Problem requirements ▸ Read the data and repeat all of it exactly.

------ Records shown

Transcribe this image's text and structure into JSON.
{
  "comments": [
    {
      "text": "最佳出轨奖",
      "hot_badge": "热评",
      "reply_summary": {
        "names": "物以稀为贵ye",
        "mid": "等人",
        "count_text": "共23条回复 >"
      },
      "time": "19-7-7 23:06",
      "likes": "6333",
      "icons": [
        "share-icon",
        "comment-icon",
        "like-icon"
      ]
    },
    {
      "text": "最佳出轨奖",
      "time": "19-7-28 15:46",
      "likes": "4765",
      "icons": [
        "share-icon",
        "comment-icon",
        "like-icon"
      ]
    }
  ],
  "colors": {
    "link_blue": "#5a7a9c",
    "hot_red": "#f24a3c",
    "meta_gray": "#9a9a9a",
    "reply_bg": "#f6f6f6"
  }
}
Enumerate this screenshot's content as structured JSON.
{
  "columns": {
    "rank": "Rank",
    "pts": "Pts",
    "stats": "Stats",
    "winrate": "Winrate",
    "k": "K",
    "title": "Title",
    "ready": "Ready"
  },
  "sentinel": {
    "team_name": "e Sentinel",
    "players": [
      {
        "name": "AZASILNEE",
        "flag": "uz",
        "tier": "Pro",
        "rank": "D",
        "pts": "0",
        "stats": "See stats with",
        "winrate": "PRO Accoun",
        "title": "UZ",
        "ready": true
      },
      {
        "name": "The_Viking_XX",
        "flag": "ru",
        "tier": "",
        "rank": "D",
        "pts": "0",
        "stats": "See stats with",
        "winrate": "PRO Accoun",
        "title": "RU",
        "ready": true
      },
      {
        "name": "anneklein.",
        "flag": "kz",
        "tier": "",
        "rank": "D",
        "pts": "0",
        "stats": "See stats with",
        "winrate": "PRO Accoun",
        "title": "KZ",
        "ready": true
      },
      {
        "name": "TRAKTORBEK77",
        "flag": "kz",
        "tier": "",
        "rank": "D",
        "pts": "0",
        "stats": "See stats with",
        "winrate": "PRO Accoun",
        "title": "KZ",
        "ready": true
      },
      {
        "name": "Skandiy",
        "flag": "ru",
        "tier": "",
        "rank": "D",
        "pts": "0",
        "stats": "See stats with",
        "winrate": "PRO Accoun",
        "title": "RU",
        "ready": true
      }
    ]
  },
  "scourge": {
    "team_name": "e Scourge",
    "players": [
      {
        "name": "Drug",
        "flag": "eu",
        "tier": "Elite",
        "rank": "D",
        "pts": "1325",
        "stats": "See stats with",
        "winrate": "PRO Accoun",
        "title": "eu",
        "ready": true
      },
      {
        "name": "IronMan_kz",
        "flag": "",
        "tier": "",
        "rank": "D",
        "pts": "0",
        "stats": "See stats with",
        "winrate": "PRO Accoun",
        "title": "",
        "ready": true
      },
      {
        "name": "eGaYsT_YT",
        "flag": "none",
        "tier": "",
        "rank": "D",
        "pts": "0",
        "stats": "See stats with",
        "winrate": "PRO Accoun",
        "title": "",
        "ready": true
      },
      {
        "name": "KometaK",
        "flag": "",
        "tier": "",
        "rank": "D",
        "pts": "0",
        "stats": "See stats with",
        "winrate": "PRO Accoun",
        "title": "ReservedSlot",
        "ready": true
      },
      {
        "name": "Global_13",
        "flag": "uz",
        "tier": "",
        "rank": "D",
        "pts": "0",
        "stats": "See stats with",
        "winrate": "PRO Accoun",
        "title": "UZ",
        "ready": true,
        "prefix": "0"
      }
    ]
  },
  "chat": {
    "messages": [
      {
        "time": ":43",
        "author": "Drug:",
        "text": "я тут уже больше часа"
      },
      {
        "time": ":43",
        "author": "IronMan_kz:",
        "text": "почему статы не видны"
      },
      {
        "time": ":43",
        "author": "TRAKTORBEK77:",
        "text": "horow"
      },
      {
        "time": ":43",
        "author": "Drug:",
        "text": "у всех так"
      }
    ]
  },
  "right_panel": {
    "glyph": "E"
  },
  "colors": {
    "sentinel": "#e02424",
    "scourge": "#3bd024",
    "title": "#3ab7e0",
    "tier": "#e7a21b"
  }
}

------------

Result of the task ▸
Transcribe this image's text and structure into JSON.
{
  "comments": [
    {
      "text": "最佳出轨奖",
      "hot_badge": "热评",
      "reply_summary": {
        "names": "物以稀为贵ye",
        "mid": "等人",
        "count_text": "共23条回复 >"
      },
      "time": "19-7-7 23:06",
      "likes": "6333",
      "icons": [
        "share-icon",
        "comment-icon",
        "like-icon"
      ]
    },
    {
      "text": "最佳出轨奖",
      "time": "19-7-28 15:46",
      "likes": "4765",
      "icons": [
        "share-icon",
        "comment-icon",
        "like-icon"
      ]
    }
  ],
  "colors": {
    "link_blue": "#5a7a9c",
    "hot_red": "#f24a3c",
    "meta_gray": "#9a9a9a",
    "reply_bg": "#f6f6f6"
  }
}
Enumerate this screenshot's content as structured JSON.
{
  "columns": {
    "rank": "Rank",
    "pts": "Pts",
    "stats": "Stats",
    "winrate": "Winrate",
    "k": "K",
    "title": "Title",
    "ready": "Ready"
  },
  "sentinel": {
    "team_name": "e Sentinel",
    "players": [
      {
        "name": "AZASILNEE",
        "flag": "uz",
        "tier": "Pro",
        "rank": "D",
        "pts": "0",
        "stats": "See stats with",
        "winrate": "PRO Accoun",
        "title": "UZ",
        "ready": true
      },
      {
        "name": "The_Viking_XX",
        "flag": "ru",
        "tier": "",
        "rank": "D",
        "pts": "0",
        "stats": "See stats with",
        "winrate": "PRO Accoun",
        "title": "RU",
        "ready": true
      },
      {
        "name": "anneklein.",
        "flag": "kz",
        "tier": "",
        "rank": "D",
        "pts": "0",
        "stats": "See stats with",
        "winrate": "PRO Accoun",
        "title": "KZ",
        "ready": true
      },
      {
        "name": "TRAKTORBEK77",
        "flag": "kz",
        "tier": "",
        "rank": "D",
        "pts": "0",
        "stats": "See stats with",
        "winrate": "PRO Accoun",
        "title": "KZ",
        "ready": true
      },
      {
        "name": "Skandiy",
        "flag": "ru",
        "tier": "",
        "rank": "D",
        "pts": "0",
        "stats": "See stats with",
        "winrate": "PRO Accoun",
        "title": "RU",
        "ready": true
      }
    ]
  },
  "scourge": {
    "team_name": "e Scourge",
    "players": [
      {
        "name": "Drug",
        "flag": "eu",
        "tier": "Elite",
        "rank": "D",
        "pts": "1325",
        "stats": "See stats with",
        "winrate": "PRO Accoun",
        "title": "eu",
        "ready": true
      },
      {
        "name": "IronMan_kz",
        "flag": "",
        "tier": "",
        "rank": "D",
        "pts": "0",
        "stats": "See stats with",
        "winrate": "PRO Accoun",
        "title": "",
        "ready": true
      },
      {
        "name": "eGaYsT_YT",
        "flag": "none",
        "tier": "",
        "rank": "D",
        "pts": "0",
        "stats": "See stats with",
        "winrate": "PRO Accoun",
        "title": "",
        "ready": true
      },
      {
        "name": "KometaK",
        "flag": "",
        "tier": "",
        "rank": "D",
        "pts": "0",
        "stats": "See stats with",
        "winrate": "PRO Accoun",
        "title": "ReservedSlot",
        "ready": true
      },
      {
        "name": "Global_13",
        "flag": "uz",
        "tier": "",
        "rank": "D",
        "pts": "0",
        "stats": "See stats with",
        "winrate": "PRO Accoun",
        "title": "UZ",
        "ready": true,
        "prefix": "0"
      }
    ]
  },
  "chat": {
    "messages": [
      {
        "time": ":43",
        "author": "Drug:",
        "text": "я тут уже больше часа"
      },
      {
        "time": ":43",
        "author": "IronMan_kz:",
        "text": "почему статы не видны"
      },
      {
        "time": ":43",
        "author": "TRAKTORBEK77:",
        "text": "horow"
      },
      {
        "time": ":43",
        "author": "Drug:",
        "text": "у всех так"
      }
    ]
  },
  "right_panel": {
    "glyph": "E"
  },
  "colors": {
    "sentinel": "#e02424",
    "scourge": "#3bd024",
    "title": "#3ab7e0",
    "tier": "#e7a21b"
  }
}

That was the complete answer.